(Saved data entries)
== == ==

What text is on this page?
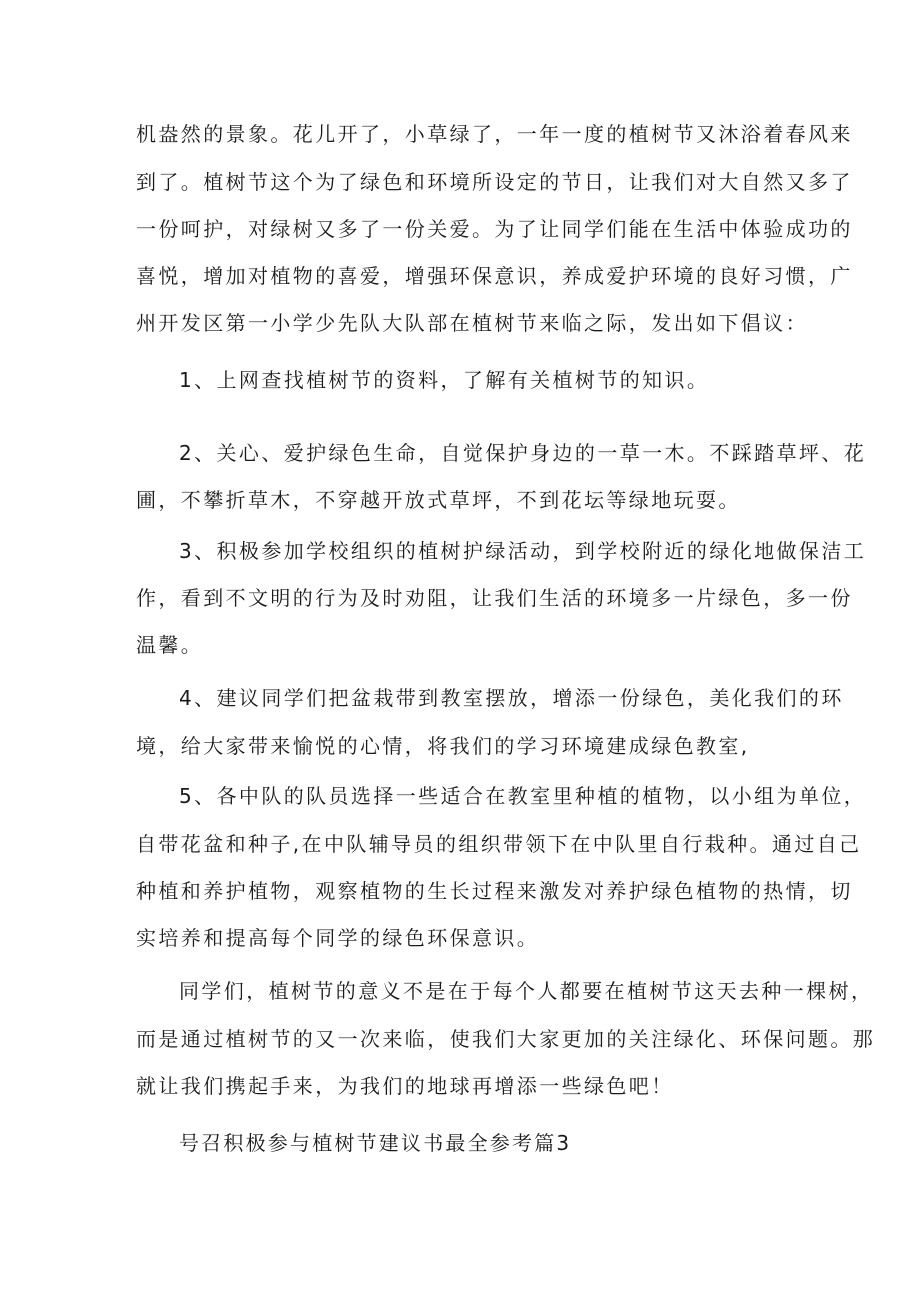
机盎然的景象。花儿开了，小草绿了，一年一度的植树节又沐浴着春风来

到了。植树节这个为了绿色和环境所设定的节日，让我们对大自然又多了

一份呵护，对绿树又多了一份关爱。为了让同学们能在生活中体验成功的

喜悦，增加对植物的喜爱，增强环保意识，养成爱护环境的良好习惯，广

州开发区第一小学少先队大队部在植树节来临之际，发出如下倡议：

1、上网查找植树节的资料，了解有关植树节的知识。

2、关心、爱护绿色生命，自觉保护身边的一草一木。不踩踏草坪、花

圃，不攀折草木，不穿越开放式草坪，不到花坛等绿地玩耍。

3、积极参加学校组织的植树护绿活动，到学校附近的绿化地做保洁工

作，看到不文明的行为及时劝阻，让我们生活的环境多一片绿色，多一份

温馨。

4、建议同学们把盆栽带到教室摆放，增添一份绿色，美化我们的环

境，给大家带来愉悦的心情，将我们的学习环境建成绿色教室,

5、各中队的队员选择一些适合在教室里种植的植物，以小组为单位，

自带花盆和种子,在中队辅导员的组织带领下在中队里自行栽种。通过自己

种植和养护植物，观察植物的生长过程来激发对养护绿色植物的热情，切

实培养和提高每个同学的绿色环保意识。

同学们，植树节的意义不是在于每个人都要在植树节这天去种一棵树，

而是通过植树节的又一次来临，使我们大家更加的关注绿化、环保问题。那

就让我们携起手来，为我们的地球再增添一些绿色吧！

号召积极参与植树节建议书最全参考篇3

== == ==

SHORT PROBLEM. Exclude the pictures and repeat every other part of the records word for word.

REPLY.
What text is on this page?
机盎然的景象。花儿开了，小草绿了，一年一度的植树节又沐浴着春风来

到了。植树节这个为了绿色和环境所设定的节日，让我们对大自然又多了

一份呵护，对绿树又多了一份关爱。为了让同学们能在生活中体验成功的

喜悦，增加对植物的喜爱，增强环保意识，养成爱护环境的良好习惯，广

州开发区第一小学少先队大队部在植树节来临之际，发出如下倡议：

1、上网查找植树节的资料，了解有关植树节的知识。

2、关心、爱护绿色生命，自觉保护身边的一草一木。不踩踏草坪、花

圃，不攀折草木，不穿越开放式草坪，不到花坛等绿地玩耍。

3、积极参加学校组织的植树护绿活动，到学校附近的绿化地做保洁工

作，看到不文明的行为及时劝阻，让我们生活的环境多一片绿色，多一份

温馨。

4、建议同学们把盆栽带到教室摆放，增添一份绿色，美化我们的环

境，给大家带来愉悦的心情，将我们的学习环境建成绿色教室,

5、各中队的队员选择一些适合在教室里种植的植物，以小组为单位，

自带花盆和种子,在中队辅导员的组织带领下在中队里自行栽种。通过自己

种植和养护植物，观察植物的生长过程来激发对养护绿色植物的热情，切

实培养和提高每个同学的绿色环保意识。

同学们，植树节的意义不是在于每个人都要在植树节这天去种一棵树，

而是通过植树节的又一次来临，使我们大家更加的关注绿化、环保问题。那

就让我们携起手来，为我们的地球再增添一些绿色吧！

号召积极参与植树节建议书最全参考篇3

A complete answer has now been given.